Punir e reintegrar no Brasil: justiça e abandono

 Émile Durkheim, um dos fundadores da Sociologia, argumentava que a sociedade funciona como um organismo, no qual cada elemento possui uma função vital para a coesão do todo. Nesse sentido, a punição dos indivíduos que violam as normas coletivas não representa apenas um ato de repressão, mas uma forma de reafirmar os valores comuns — os chamados fatos sociais — e garantir a estabilidade da convivência. No Brasil, no entanto, observa-se que o sistema penal, ao priorizar a lógica do encarceramento em massa, muitas vezes se distancia dessa função social. As prisões se tornam espaços de marginalização, violência e desumanização, falhando em promover qualquer tipo de restauração do vínculo social rompido.

——

### Instruções da tarefa
Copie do texto sobre punição e reintegração no Brasil o trecho que vai de "Punir e reintegrar" até "vínculo social rompido.", sem mudar nada. Os registros não têm relação com o texto.

### Registros de dados
——

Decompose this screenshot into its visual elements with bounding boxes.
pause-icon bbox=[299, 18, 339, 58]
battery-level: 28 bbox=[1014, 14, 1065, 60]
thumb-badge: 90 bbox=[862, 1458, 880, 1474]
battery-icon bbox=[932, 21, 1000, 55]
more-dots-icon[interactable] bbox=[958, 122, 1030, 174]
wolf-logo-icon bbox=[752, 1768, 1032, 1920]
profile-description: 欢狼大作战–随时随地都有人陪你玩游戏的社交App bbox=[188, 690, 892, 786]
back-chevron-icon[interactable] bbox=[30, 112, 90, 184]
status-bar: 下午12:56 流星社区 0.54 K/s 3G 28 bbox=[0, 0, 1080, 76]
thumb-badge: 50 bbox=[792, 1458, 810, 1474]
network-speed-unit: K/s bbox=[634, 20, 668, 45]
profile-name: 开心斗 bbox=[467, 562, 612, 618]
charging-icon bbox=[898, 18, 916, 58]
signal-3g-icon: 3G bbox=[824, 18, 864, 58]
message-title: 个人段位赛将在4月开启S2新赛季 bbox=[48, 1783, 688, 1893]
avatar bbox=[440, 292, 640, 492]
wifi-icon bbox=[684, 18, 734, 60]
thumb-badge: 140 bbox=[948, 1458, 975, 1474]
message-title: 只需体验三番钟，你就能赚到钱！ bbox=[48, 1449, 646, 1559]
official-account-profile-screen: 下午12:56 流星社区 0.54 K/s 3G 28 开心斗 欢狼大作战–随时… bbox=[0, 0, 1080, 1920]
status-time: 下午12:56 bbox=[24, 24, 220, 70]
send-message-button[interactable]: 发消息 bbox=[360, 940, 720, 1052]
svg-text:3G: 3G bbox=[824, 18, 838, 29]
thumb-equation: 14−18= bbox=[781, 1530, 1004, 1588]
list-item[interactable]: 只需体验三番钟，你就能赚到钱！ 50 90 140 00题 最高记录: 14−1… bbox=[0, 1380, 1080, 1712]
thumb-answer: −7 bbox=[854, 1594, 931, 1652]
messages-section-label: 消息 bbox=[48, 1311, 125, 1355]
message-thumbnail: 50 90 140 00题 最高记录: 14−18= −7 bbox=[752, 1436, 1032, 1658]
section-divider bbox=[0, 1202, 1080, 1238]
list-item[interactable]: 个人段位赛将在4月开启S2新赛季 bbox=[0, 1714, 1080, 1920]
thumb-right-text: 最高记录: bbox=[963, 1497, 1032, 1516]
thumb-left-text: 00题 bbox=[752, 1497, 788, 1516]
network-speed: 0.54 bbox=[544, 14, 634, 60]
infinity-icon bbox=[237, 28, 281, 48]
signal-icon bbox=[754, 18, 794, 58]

——

### Resposta escrita
Punir e reintegrar no Brasil: justiça e abandono

 Émile Durkheim, um dos fundadores da Sociologia, argumentava que a sociedade funciona como um organismo, no qual cada elemento possui uma função vital para a coesão do todo. Nesse sentido, a punição dos indivíduos que violam as normas coletivas não representa apenas um ato de repressão, mas uma forma de reafirmar os valores comuns — os chamados fatos sociais — e garantir a estabilidade da convivência. No Brasil, no entanto, observa-se que o sistema penal, ao priorizar a lógica do encarceramento em massa, muitas vezes se distancia dessa função social. As prisões se tornam espaços de marginalização, violência e desumanização, falhando em promover qualquer tipo de restauração do vínculo social rompido.